:: Data provided
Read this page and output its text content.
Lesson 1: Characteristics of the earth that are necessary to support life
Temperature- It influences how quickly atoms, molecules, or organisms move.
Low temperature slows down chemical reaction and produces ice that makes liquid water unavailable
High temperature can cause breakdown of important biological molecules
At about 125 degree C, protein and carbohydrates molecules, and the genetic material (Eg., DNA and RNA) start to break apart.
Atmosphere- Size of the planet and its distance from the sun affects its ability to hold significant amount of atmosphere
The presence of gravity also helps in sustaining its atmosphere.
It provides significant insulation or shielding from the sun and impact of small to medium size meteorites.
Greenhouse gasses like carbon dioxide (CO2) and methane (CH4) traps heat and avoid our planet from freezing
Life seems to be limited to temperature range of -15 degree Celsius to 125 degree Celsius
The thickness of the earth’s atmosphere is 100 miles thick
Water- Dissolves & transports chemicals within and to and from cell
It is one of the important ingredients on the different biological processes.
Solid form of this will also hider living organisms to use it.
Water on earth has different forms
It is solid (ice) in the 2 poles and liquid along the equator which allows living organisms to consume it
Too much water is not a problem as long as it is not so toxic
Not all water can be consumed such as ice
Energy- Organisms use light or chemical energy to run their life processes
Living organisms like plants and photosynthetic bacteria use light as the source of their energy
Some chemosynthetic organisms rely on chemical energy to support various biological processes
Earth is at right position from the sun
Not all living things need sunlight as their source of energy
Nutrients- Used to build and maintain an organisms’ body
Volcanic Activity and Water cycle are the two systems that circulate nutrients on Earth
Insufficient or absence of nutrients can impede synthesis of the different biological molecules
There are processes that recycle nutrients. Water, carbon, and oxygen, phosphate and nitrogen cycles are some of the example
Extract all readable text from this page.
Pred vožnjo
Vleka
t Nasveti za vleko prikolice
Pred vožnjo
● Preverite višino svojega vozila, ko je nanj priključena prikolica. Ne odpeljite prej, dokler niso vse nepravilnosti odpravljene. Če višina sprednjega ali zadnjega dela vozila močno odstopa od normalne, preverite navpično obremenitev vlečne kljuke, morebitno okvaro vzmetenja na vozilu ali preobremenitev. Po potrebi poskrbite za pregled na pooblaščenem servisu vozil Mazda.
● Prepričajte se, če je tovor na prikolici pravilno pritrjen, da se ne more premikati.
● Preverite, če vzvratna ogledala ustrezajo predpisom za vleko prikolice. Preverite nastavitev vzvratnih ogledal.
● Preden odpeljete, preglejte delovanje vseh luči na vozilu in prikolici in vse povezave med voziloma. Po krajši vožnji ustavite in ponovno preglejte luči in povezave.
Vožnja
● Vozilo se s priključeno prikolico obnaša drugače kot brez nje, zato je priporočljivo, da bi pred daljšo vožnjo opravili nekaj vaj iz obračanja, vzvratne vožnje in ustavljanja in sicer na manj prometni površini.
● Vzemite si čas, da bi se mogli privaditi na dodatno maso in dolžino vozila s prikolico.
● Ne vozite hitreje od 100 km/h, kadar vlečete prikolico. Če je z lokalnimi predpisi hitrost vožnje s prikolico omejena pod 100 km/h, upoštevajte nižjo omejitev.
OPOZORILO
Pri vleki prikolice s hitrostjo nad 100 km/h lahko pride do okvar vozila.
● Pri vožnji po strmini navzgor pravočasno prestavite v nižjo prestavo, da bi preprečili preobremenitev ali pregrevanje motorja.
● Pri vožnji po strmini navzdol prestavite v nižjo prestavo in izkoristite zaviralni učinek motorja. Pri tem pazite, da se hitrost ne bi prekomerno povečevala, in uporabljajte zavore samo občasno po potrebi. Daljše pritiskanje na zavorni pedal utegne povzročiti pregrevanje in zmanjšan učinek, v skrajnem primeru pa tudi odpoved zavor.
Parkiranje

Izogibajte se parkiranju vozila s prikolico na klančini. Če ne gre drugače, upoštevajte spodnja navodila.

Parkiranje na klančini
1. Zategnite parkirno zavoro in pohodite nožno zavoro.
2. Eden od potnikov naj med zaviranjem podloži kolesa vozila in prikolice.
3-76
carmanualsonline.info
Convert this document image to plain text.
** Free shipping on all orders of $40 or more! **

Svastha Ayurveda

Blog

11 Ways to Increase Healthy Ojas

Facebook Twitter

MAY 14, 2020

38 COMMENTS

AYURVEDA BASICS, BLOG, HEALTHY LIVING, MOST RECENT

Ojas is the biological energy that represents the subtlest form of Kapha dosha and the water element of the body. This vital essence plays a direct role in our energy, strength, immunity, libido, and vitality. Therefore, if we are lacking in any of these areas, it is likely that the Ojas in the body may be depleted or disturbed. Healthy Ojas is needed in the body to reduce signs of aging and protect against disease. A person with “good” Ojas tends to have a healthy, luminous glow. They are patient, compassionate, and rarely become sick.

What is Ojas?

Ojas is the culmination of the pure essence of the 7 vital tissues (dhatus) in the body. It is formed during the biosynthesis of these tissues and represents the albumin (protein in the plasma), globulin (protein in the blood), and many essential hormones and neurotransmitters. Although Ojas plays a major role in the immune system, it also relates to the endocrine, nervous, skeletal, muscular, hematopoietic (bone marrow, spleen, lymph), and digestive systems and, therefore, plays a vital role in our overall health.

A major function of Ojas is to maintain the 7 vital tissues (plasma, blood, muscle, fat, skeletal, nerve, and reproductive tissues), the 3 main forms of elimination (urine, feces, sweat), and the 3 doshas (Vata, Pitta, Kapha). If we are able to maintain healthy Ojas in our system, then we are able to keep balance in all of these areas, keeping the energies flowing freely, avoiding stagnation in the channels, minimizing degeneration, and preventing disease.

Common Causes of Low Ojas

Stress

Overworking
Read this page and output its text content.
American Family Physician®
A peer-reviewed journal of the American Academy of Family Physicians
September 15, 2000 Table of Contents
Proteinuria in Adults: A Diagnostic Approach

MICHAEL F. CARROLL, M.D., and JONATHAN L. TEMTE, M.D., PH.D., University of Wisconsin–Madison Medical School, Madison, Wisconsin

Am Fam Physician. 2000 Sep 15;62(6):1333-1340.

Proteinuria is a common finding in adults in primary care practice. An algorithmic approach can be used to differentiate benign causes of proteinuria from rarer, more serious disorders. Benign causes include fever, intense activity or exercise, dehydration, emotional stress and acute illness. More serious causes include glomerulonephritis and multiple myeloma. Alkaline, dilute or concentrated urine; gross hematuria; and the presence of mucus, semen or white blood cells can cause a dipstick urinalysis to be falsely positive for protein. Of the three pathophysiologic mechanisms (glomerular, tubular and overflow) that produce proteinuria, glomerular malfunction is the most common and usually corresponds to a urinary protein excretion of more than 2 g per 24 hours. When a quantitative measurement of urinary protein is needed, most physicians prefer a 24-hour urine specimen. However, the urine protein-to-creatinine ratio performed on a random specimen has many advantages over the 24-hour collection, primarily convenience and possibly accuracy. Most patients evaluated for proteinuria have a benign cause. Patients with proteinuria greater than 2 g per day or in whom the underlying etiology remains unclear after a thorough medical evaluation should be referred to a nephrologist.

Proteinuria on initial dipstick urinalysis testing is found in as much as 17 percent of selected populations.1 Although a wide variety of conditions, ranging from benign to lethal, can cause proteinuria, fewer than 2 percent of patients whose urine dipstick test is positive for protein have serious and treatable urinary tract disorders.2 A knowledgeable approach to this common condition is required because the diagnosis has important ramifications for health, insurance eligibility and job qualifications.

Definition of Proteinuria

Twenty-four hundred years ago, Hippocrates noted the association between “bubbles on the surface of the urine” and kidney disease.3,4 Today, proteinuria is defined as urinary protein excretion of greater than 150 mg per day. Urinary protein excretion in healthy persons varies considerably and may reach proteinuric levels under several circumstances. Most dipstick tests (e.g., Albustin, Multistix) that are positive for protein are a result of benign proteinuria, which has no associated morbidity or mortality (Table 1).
::::
**Task directions**
Word for word, repeat every entry listed above.

**Answer to this exercise**
Read this page and output its text content.
Lesson 1: Characteristics of the earth that are necessary to support life
Temperature- It influences how quickly atoms, molecules, or organisms move.
Low temperature slows down chemical reaction and produces ice that makes liquid water unavailable
High temperature can cause breakdown of important biological molecules
At about 125 degree C, protein and carbohydrates molecules, and the genetic material (Eg., DNA and RNA) start to break apart.
Atmosphere- Size of the planet and its distance from the sun affects its ability to hold significant amount of atmosphere
The presence of gravity also helps in sustaining its atmosphere.
It provides significant insulation or shielding from the sun and impact of small to medium size meteorites.
Greenhouse gasses like carbon dioxide (CO2) and methane (CH4) traps heat and avoid our planet from freezing
Life seems to be limited to temperature range of -15 degree Celsius to 125 degree Celsius
The thickness of the earth’s atmosphere is 100 miles thick
Water- Dissolves & transports chemicals within and to and from cell
It is one of the important ingredients on the different biological processes.
Solid form of this will also hider living organisms to use it.
Water on earth has different forms
It is solid (ice) in the 2 poles and liquid along the equator which allows living organisms to consume it
Too much water is not a problem as long as it is not so toxic
Not all water can be consumed such as ice
Energy- Organisms use light or chemical energy to run their life processes
Living organisms like plants and photosynthetic bacteria use light as the source of their energy
Some chemosynthetic organisms rely on chemical energy to support various biological processes
Earth is at right position from the sun
Not all living things need sunlight as their source of energy
Nutrients- Used to build and maintain an organisms’ body
Volcanic Activity and Water cycle are the two systems that circulate nutrients on Earth
Insufficient or absence of nutrients can impede synthesis of the different biological molecules
There are processes that recycle nutrients. Water, carbon, and oxygen, phosphate and nitrogen cycles are some of the example
Extract all readable text from this page.
Pred vožnjo
Vleka
t Nasveti za vleko prikolice
Pred vožnjo
● Preverite višino svojega vozila, ko je nanj priključena prikolica. Ne odpeljite prej, dokler niso vse nepravilnosti odpravljene. Če višina sprednjega ali zadnjega dela vozila močno odstopa od normalne, preverite navpično obremenitev vlečne kljuke, morebitno okvaro vzmetenja na vozilu ali preobremenitev. Po potrebi poskrbite za pregled na pooblaščenem servisu vozil Mazda.
● Prepričajte se, če je tovor na prikolici pravilno pritrjen, da se ne more premikati.
● Preverite, če vzvratna ogledala ustrezajo predpisom za vleko prikolice. Preverite nastavitev vzvratnih ogledal.
● Preden odpeljete, preglejte delovanje vseh luči na vozilu in prikolici in vse povezave med voziloma. Po krajši vožnji ustavite in ponovno preglejte luči in povezave.
Vožnja
● Vozilo se s priključeno prikolico obnaša drugače kot brez nje, zato je priporočljivo, da bi pred daljšo vožnjo opravili nekaj vaj iz obračanja, vzvratne vožnje in ustavljanja in sicer na manj prometni površini.
● Vzemite si čas, da bi se mogli privaditi na dodatno maso in dolžino vozila s prikolico.
● Ne vozite hitreje od 100 km/h, kadar vlečete prikolico. Če je z lokalnimi predpisi hitrost vožnje s prikolico omejena pod 100 km/h, upoštevajte nižjo omejitev.
OPOZORILO
Pri vleki prikolice s hitrostjo nad 100 km/h lahko pride do okvar vozila.
● Pri vožnji po strmini navzgor pravočasno prestavite v nižjo prestavo, da bi preprečili preobremenitev ali pregrevanje motorja.
● Pri vožnji po strmini navzdol prestavite v nižjo prestavo in izkoristite zaviralni učinek motorja. Pri tem pazite, da se hitrost ne bi prekomerno povečevala, in uporabljajte zavore samo občasno po potrebi. Daljše pritiskanje na zavorni pedal utegne povzročiti pregrevanje in zmanjšan učinek, v skrajnem primeru pa tudi odpoved zavor.
Parkiranje

Izogibajte se parkiranju vozila s prikolico na klančini. Če ne gre drugače, upoštevajte spodnja navodila.

Parkiranje na klančini
1. Zategnite parkirno zavoro in pohodite nožno zavoro.
2. Eden od potnikov naj med zaviranjem podloži kolesa vozila in prikolice.
3-76
carmanualsonline.info
Convert this document image to plain text.
** Free shipping on all orders of $40 or more! **

Svastha Ayurveda

Blog

11 Ways to Increase Healthy Ojas

Facebook Twitter

MAY 14, 2020

38 COMMENTS

AYURVEDA BASICS, BLOG, HEALTHY LIVING, MOST RECENT

Ojas is the biological energy that represents the subtlest form of Kapha dosha and the water element of the body. This vital essence plays a direct role in our energy, strength, immunity, libido, and vitality. Therefore, if we are lacking in any of these areas, it is likely that the Ojas in the body may be depleted or disturbed. Healthy Ojas is needed in the body to reduce signs of aging and protect against disease. A person with “good” Ojas tends to have a healthy, luminous glow. They are patient, compassionate, and rarely become sick.

What is Ojas?

Ojas is the culmination of the pure essence of the 7 vital tissues (dhatus) in the body. It is formed during the biosynthesis of these tissues and represents the albumin (protein in the plasma), globulin (protein in the blood), and many essential hormones and neurotransmitters. Although Ojas plays a major role in the immune system, it also relates to the endocrine, nervous, skeletal, muscular, hematopoietic (bone marrow, spleen, lymph), and digestive systems and, therefore, plays a vital role in our overall health.

A major function of Ojas is to maintain the 7 vital tissues (plasma, blood, muscle, fat, skeletal, nerve, and reproductive tissues), the 3 main forms of elimination (urine, feces, sweat), and the 3 doshas (Vata, Pitta, Kapha). If we are able to maintain healthy Ojas in our system, then we are able to keep balance in all of these areas, keeping the energies flowing freely, avoiding stagnation in the channels, minimizing degeneration, and preventing disease.

Common Causes of Low Ojas

Stress

Overworking
Read this page and output its text content.
American Family Physician®
A peer-reviewed journal of the American Academy of Family Physicians
September 15, 2000 Table of Contents
Proteinuria in Adults: A Diagnostic Approach

MICHAEL F. CARROLL, M.D., and JONATHAN L. TEMTE, M.D., PH.D., University of Wisconsin–Madison Medical School, Madison, Wisconsin

Am Fam Physician. 2000 Sep 15;62(6):1333-1340.

Proteinuria is a common finding in adults in primary care practice. An algorithmic approach can be used to differentiate benign causes of proteinuria from rarer, more serious disorders. Benign causes include fever, intense activity or exercise, dehydration, emotional stress and acute illness. More serious causes include glomerulonephritis and multiple myeloma. Alkaline, dilute or concentrated urine; gross hematuria; and the presence of mucus, semen or white blood cells can cause a dipstick urinalysis to be falsely positive for protein. Of the three pathophysiologic mechanisms (glomerular, tubular and overflow) that produce proteinuria, glomerular malfunction is the most common and usually corresponds to a urinary protein excretion of more than 2 g per 24 hours. When a quantitative measurement of urinary protein is needed, most physicians prefer a 24-hour urine specimen. However, the urine protein-to-creatinine ratio performed on a random specimen has many advantages over the 24-hour collection, primarily convenience and possibly accuracy. Most patients evaluated for proteinuria have a benign cause. Patients with proteinuria greater than 2 g per day or in whom the underlying etiology remains unclear after a thorough medical evaluation should be referred to a nephrologist.

Proteinuria on initial dipstick urinalysis testing is found in as much as 17 percent of selected populations.1 Although a wide variety of conditions, ranging from benign to lethal, can cause proteinuria, fewer than 2 percent of patients whose urine dipstick test is positive for protein have serious and treatable urinary tract disorders.2 A knowledgeable approach to this common condition is required because the diagnosis has important ramifications for health, insurance eligibility and job qualifications.

Definition of Proteinuria

Twenty-four hundred years ago, Hippocrates noted the association between “bubbles on the surface of the urine” and kidney disease.3,4 Today, proteinuria is defined as urinary protein excretion of greater than 150 mg per day. Urinary protein excretion in healthy persons varies considerably and may reach proteinuric levels under several circumstances. Most dipstick tests (e.g., Albustin, Multistix) that are positive for protein are a result of benign proteinuria, which has no associated morbidity or mortality (Table 1).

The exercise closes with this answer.